Every line in the listing is to be echoed verbatim.
======== RECORD LIST ========
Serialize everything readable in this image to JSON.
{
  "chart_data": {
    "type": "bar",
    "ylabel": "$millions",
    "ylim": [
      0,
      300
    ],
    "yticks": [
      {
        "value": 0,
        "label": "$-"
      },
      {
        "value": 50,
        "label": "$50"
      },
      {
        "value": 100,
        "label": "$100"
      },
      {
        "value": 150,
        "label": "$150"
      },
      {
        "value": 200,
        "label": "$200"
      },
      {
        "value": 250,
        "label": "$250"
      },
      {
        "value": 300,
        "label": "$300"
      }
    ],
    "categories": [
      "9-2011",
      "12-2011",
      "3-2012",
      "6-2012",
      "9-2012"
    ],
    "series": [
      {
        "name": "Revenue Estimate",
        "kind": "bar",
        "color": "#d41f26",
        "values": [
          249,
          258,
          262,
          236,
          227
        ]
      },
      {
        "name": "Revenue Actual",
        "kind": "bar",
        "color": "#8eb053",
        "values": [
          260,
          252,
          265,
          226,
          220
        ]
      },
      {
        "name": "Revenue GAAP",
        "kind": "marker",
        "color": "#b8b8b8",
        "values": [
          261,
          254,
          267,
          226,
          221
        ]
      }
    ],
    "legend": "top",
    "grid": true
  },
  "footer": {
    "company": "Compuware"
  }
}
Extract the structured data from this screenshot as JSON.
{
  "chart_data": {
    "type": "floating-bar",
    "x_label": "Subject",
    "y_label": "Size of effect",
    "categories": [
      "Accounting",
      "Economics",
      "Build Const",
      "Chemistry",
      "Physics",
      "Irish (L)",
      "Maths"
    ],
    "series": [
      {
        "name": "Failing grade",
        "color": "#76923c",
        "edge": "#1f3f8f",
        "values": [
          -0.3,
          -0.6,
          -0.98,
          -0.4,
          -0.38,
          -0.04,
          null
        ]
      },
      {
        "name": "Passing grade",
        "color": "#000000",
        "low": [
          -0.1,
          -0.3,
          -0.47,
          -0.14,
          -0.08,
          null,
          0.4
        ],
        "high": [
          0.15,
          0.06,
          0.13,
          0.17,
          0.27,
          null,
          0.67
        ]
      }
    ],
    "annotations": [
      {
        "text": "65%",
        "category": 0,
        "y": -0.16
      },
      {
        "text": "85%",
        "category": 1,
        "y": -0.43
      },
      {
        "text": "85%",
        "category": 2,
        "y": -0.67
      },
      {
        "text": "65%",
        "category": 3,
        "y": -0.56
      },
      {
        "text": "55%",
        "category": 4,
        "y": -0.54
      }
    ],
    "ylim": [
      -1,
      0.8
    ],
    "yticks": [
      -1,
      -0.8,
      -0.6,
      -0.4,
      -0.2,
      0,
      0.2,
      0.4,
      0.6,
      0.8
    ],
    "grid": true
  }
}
========
> **TASK SOLUTION**
Serialize everything readable in this image to JSON.
{
  "chart_data": {
    "type": "bar",
    "ylabel": "$millions",
    "ylim": [
      0,
      300
    ],
    "yticks": [
      {
        "value": 0,
        "label": "$-"
      },
      {
        "value": 50,
        "label": "$50"
      },
      {
        "value": 100,
        "label": "$100"
      },
      {
        "value": 150,
        "label": "$150"
      },
      {
        "value": 200,
        "label": "$200"
      },
      {
        "value": 250,
        "label": "$250"
      },
      {
        "value": 300,
        "label": "$300"
      }
    ],
    "categories": [
      "9-2011",
      "12-2011",
      "3-2012",
      "6-2012",
      "9-2012"
    ],
    "series": [
      {
        "name": "Revenue Estimate",
        "kind": "bar",
        "color": "#d41f26",
        "values": [
          249,
          258,
          262,
          236,
          227
        ]
      },
      {
        "name": "Revenue Actual",
        "kind": "bar",
        "color": "#8eb053",
        "values": [
          260,
          252,
          265,
          226,
          220
        ]
      },
      {
        "name": "Revenue GAAP",
        "kind": "marker",
        "color": "#b8b8b8",
        "values": [
          261,
          254,
          267,
          226,
          221
        ]
      }
    ],
    "legend": "top",
    "grid": true
  },
  "footer": {
    "company": "Compuware"
  }
}
Extract the structured data from this screenshot as JSON.
{
  "chart_data": {
    "type": "floating-bar",
    "x_label": "Subject",
    "y_label": "Size of effect",
    "categories": [
      "Accounting",
      "Economics",
      "Build Const",
      "Chemistry",
      "Physics",
      "Irish (L)",
      "Maths"
    ],
    "series": [
      {
        "name": "Failing grade",
        "color": "#76923c",
        "edge": "#1f3f8f",
        "values": [
          -0.3,
          -0.6,
          -0.98,
          -0.4,
          -0.38,
          -0.04,
          null
        ]
      },
      {
        "name": "Passing grade",
        "color": "#000000",
        "low": [
          -0.1,
          -0.3,
          -0.47,
          -0.14,
          -0.08,
          null,
          0.4
        ],
        "high": [
          0.15,
          0.06,
          0.13,
          0.17,
          0.27,
          null,
          0.67
        ]
      }
    ],
    "annotations": [
      {
        "text": "65%",
        "category": 0,
        "y": -0.16
      },
      {
        "text": "85%",
        "category": 1,
        "y": -0.43
      },
      {
        "text": "85%",
        "category": 2,
        "y": -0.67
      },
      {
        "text": "65%",
        "category": 3,
        "y": -0.56
      },
      {
        "text": "55%",
        "category": 4,
        "y": -0.54
      }
    ],
    "ylim": [
      -1,
      0.8
    ],
    "yticks": [
      -1,
      -0.8,
      -0.6,
      -0.4,
      -0.2,
      0,
      0.2,
      0.4,
      0.6,
      0.8
    ],
    "grid": true
  }
}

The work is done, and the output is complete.